| Exercise aim |
Write out the whole of the material exactly.

****************************************

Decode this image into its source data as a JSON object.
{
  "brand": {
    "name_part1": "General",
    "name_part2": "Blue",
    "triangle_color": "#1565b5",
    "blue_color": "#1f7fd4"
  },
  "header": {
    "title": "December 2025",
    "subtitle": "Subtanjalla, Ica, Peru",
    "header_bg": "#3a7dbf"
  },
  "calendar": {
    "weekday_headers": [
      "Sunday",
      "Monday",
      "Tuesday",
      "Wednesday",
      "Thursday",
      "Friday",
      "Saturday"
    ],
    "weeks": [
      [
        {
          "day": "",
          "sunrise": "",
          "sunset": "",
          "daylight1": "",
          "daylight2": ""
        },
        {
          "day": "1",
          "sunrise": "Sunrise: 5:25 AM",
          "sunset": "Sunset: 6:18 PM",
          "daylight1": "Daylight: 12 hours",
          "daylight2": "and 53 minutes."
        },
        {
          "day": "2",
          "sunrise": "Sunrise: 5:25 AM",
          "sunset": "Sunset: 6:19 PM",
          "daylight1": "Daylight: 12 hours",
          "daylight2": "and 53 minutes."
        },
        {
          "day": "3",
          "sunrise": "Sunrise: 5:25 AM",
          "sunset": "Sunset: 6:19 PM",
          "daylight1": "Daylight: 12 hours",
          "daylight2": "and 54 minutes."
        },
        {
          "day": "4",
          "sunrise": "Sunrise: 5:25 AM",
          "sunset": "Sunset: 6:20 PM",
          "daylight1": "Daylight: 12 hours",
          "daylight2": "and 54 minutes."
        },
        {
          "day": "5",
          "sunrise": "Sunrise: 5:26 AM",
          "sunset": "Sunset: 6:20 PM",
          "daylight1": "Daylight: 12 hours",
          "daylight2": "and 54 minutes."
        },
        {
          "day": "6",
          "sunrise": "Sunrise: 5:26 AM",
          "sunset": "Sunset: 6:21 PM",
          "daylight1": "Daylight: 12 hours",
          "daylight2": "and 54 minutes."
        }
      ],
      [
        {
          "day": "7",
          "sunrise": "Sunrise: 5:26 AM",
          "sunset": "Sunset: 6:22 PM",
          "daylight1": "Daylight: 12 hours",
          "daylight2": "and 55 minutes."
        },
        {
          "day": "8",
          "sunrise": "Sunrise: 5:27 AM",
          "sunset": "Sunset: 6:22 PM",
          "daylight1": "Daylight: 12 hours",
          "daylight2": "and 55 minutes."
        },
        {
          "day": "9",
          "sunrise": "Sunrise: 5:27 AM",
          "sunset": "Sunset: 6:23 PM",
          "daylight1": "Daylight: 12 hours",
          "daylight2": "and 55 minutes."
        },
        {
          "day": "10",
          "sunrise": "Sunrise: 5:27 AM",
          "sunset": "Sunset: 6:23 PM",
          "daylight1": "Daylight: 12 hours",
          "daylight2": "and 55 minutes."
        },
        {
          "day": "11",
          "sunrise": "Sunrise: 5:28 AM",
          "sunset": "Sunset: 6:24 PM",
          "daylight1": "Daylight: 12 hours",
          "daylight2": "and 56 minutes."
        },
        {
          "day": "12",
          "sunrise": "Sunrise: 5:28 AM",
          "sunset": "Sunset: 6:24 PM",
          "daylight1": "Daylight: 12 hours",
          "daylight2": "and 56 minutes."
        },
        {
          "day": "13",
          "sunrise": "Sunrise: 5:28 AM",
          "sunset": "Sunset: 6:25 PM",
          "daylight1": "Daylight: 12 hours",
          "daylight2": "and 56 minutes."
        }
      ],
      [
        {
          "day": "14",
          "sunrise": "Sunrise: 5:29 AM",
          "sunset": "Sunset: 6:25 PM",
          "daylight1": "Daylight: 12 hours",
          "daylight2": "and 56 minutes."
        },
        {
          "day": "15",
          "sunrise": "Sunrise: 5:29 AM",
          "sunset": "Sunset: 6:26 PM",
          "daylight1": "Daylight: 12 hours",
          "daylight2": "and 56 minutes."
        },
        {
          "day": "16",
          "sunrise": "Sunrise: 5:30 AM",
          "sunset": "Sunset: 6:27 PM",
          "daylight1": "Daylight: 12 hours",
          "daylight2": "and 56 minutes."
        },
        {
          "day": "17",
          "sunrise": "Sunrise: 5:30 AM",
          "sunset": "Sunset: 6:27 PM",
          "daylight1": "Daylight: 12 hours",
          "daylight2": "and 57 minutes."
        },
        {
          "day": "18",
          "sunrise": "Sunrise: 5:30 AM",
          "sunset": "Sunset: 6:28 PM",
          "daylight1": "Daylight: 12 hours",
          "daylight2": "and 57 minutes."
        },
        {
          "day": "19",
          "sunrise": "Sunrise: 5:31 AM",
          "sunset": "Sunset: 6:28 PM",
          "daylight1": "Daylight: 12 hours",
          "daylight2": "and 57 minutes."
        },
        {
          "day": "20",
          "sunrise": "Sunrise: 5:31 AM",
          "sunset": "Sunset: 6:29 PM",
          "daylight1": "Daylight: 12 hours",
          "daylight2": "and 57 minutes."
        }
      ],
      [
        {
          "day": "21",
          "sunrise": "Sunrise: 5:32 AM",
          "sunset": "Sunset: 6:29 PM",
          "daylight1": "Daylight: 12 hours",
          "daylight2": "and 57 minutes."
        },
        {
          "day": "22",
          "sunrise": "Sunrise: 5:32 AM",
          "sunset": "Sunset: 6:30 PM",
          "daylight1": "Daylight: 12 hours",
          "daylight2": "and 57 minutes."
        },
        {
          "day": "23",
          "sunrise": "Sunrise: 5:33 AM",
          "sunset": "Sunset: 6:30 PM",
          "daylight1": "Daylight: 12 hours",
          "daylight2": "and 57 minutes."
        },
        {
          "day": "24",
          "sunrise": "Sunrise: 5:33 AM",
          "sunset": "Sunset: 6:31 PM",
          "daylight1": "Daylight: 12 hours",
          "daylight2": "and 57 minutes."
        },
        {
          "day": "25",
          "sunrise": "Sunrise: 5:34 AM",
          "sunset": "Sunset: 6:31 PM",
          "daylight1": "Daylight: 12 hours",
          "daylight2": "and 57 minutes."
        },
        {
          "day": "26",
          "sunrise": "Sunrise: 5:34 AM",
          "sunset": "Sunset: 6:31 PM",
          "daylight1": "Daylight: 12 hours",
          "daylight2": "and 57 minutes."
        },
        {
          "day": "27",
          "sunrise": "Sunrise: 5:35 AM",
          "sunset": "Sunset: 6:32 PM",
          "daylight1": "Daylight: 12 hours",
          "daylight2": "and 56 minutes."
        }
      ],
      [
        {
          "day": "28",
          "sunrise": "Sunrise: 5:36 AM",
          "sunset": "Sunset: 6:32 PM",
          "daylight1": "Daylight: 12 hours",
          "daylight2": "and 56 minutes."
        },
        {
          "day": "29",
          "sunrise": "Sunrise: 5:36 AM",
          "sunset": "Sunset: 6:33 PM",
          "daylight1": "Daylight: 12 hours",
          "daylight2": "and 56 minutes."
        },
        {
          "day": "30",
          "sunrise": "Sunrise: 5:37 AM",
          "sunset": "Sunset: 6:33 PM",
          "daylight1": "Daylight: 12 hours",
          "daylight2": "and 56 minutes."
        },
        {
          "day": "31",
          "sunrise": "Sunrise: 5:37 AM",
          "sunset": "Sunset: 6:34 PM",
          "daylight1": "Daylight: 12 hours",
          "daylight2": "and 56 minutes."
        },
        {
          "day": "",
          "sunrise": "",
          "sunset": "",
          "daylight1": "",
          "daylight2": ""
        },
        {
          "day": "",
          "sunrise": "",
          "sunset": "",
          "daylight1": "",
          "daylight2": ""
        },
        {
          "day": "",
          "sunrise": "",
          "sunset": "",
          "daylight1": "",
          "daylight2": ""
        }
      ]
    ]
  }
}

****************************************

| Solution to this problem |
Decode this image into its source data as a JSON object.
{
  "brand": {
    "name_part1": "General",
    "name_part2": "Blue",
    "triangle_color": "#1565b5",
    "blue_color": "#1f7fd4"
  },
  "header": {
    "title": "December 2025",
    "subtitle": "Subtanjalla, Ica, Peru",
    "header_bg": "#3a7dbf"
  },
  "calendar": {
    "weekday_headers": [
      "Sunday",
      "Monday",
      "Tuesday",
      "Wednesday",
      "Thursday",
      "Friday",
      "Saturday"
    ],
    "weeks": [
      [
        {
          "day": "",
          "sunrise": "",
          "sunset": "",
          "daylight1": "",
          "daylight2": ""
        },
        {
          "day": "1",
          "sunrise": "Sunrise: 5:25 AM",
          "sunset": "Sunset: 6:18 PM",
          "daylight1": "Daylight: 12 hours",
          "daylight2": "and 53 minutes."
        },
        {
          "day": "2",
          "sunrise": "Sunrise: 5:25 AM",
          "sunset": "Sunset: 6:19 PM",
          "daylight1": "Daylight: 12 hours",
          "daylight2": "and 53 minutes."
        },
        {
          "day": "3",
          "sunrise": "Sunrise: 5:25 AM",
          "sunset": "Sunset: 6:19 PM",
          "daylight1": "Daylight: 12 hours",
          "daylight2": "and 54 minutes."
        },
        {
          "day": "4",
          "sunrise": "Sunrise: 5:25 AM",
          "sunset": "Sunset: 6:20 PM",
          "daylight1": "Daylight: 12 hours",
          "daylight2": "and 54 minutes."
        },
        {
          "day": "5",
          "sunrise": "Sunrise: 5:26 AM",
          "sunset": "Sunset: 6:20 PM",
          "daylight1": "Daylight: 12 hours",
          "daylight2": "and 54 minutes."
        },
        {
          "day": "6",
          "sunrise": "Sunrise: 5:26 AM",
          "sunset": "Sunset: 6:21 PM",
          "daylight1": "Daylight: 12 hours",
          "daylight2": "and 54 minutes."
        }
      ],
      [
        {
          "day": "7",
          "sunrise": "Sunrise: 5:26 AM",
          "sunset": "Sunset: 6:22 PM",
          "daylight1": "Daylight: 12 hours",
          "daylight2": "and 55 minutes."
        },
        {
          "day": "8",
          "sunrise": "Sunrise: 5:27 AM",
          "sunset": "Sunset: 6:22 PM",
          "daylight1": "Daylight: 12 hours",
          "daylight2": "and 55 minutes."
        },
        {
          "day": "9",
          "sunrise": "Sunrise: 5:27 AM",
          "sunset": "Sunset: 6:23 PM",
          "daylight1": "Daylight: 12 hours",
          "daylight2": "and 55 minutes."
        },
        {
          "day": "10",
          "sunrise": "Sunrise: 5:27 AM",
          "sunset": "Sunset: 6:23 PM",
          "daylight1": "Daylight: 12 hours",
          "daylight2": "and 55 minutes."
        },
        {
          "day": "11",
          "sunrise": "Sunrise: 5:28 AM",
          "sunset": "Sunset: 6:24 PM",
          "daylight1": "Daylight: 12 hours",
          "daylight2": "and 56 minutes."
        },
        {
          "day": "12",
          "sunrise": "Sunrise: 5:28 AM",
          "sunset": "Sunset: 6:24 PM",
          "daylight1": "Daylight: 12 hours",
          "daylight2": "and 56 minutes."
        },
        {
          "day": "13",
          "sunrise": "Sunrise: 5:28 AM",
          "sunset": "Sunset: 6:25 PM",
          "daylight1": "Daylight: 12 hours",
          "daylight2": "and 56 minutes."
        }
      ],
      [
        {
          "day": "14",
          "sunrise": "Sunrise: 5:29 AM",
          "sunset": "Sunset: 6:25 PM",
          "daylight1": "Daylight: 12 hours",
          "daylight2": "and 56 minutes."
        },
        {
          "day": "15",
          "sunrise": "Sunrise: 5:29 AM",
          "sunset": "Sunset: 6:26 PM",
          "daylight1": "Daylight: 12 hours",
          "daylight2": "and 56 minutes."
        },
        {
          "day": "16",
          "sunrise": "Sunrise: 5:30 AM",
          "sunset": "Sunset: 6:27 PM",
          "daylight1": "Daylight: 12 hours",
          "daylight2": "and 56 minutes."
        },
        {
          "day": "17",
          "sunrise": "Sunrise: 5:30 AM",
          "sunset": "Sunset: 6:27 PM",
          "daylight1": "Daylight: 12 hours",
          "daylight2": "and 57 minutes."
        },
        {
          "day": "18",
          "sunrise": "Sunrise: 5:30 AM",
          "sunset": "Sunset: 6:28 PM",
          "daylight1": "Daylight: 12 hours",
          "daylight2": "and 57 minutes."
        },
        {
          "day": "19",
          "sunrise": "Sunrise: 5:31 AM",
          "sunset": "Sunset: 6:28 PM",
          "daylight1": "Daylight: 12 hours",
          "daylight2": "and 57 minutes."
        },
        {
          "day": "20",
          "sunrise": "Sunrise: 5:31 AM",
          "sunset": "Sunset: 6:29 PM",
          "daylight1": "Daylight: 12 hours",
          "daylight2": "and 57 minutes."
        }
      ],
      [
        {
          "day": "21",
          "sunrise": "Sunrise: 5:32 AM",
          "sunset": "Sunset: 6:29 PM",
          "daylight1": "Daylight: 12 hours",
          "daylight2": "and 57 minutes."
        },
        {
          "day": "22",
          "sunrise": "Sunrise: 5:32 AM",
          "sunset": "Sunset: 6:30 PM",
          "daylight1": "Daylight: 12 hours",
          "daylight2": "and 57 minutes."
        },
        {
          "day": "23",
          "sunrise": "Sunrise: 5:33 AM",
          "sunset": "Sunset: 6:30 PM",
          "daylight1": "Daylight: 12 hours",
          "daylight2": "and 57 minutes."
        },
        {
          "day": "24",
          "sunrise": "Sunrise: 5:33 AM",
          "sunset": "Sunset: 6:31 PM",
          "daylight1": "Daylight: 12 hours",
          "daylight2": "and 57 minutes."
        },
        {
          "day": "25",
          "sunrise": "Sunrise: 5:34 AM",
          "sunset": "Sunset: 6:31 PM",
          "daylight1": "Daylight: 12 hours",
          "daylight2": "and 57 minutes."
        },
        {
          "day": "26",
          "sunrise": "Sunrise: 5:34 AM",
          "sunset": "Sunset: 6:31 PM",
          "daylight1": "Daylight: 12 hours",
          "daylight2": "and 57 minutes."
        },
        {
          "day": "27",
          "sunrise": "Sunrise: 5:35 AM",
          "sunset": "Sunset: 6:32 PM",
          "daylight1": "Daylight: 12 hours",
          "daylight2": "and 56 minutes."
        }
      ],
      [
        {
          "day": "28",
          "sunrise": "Sunrise: 5:36 AM",
          "sunset": "Sunset: 6:32 PM",
          "daylight1": "Daylight: 12 hours",
          "daylight2": "and 56 minutes."
        },
        {
          "day": "29",
          "sunrise": "Sunrise: 5:36 AM",
          "sunset": "Sunset: 6:33 PM",
          "daylight1": "Daylight: 12 hours",
          "daylight2": "and 56 minutes."
        },
        {
          "day": "30",
          "sunrise": "Sunrise: 5:37 AM",
          "sunset": "Sunset: 6:33 PM",
          "daylight1": "Daylight: 12 hours",
          "daylight2": "and 56 minutes."
        },
        {
          "day": "31",
          "sunrise": "Sunrise: 5:37 AM",
          "sunset": "Sunset: 6:34 PM",
          "daylight1": "Daylight: 12 hours",
          "daylight2": "and 56 minutes."
        },
        {
          "day": "",
          "sunrise": "",
          "sunset": "",
          "daylight1": "",
          "daylight2": ""
        },
        {
          "day": "",
          "sunrise": "",
          "sunset": "",
          "daylight1": "",
          "daylight2": ""
        },
        {
          "day": "",
          "sunrise": "",
          "sunset": "",
          "daylight1": "",
          "daylight2": ""
        }
      ]
    ]
  }
}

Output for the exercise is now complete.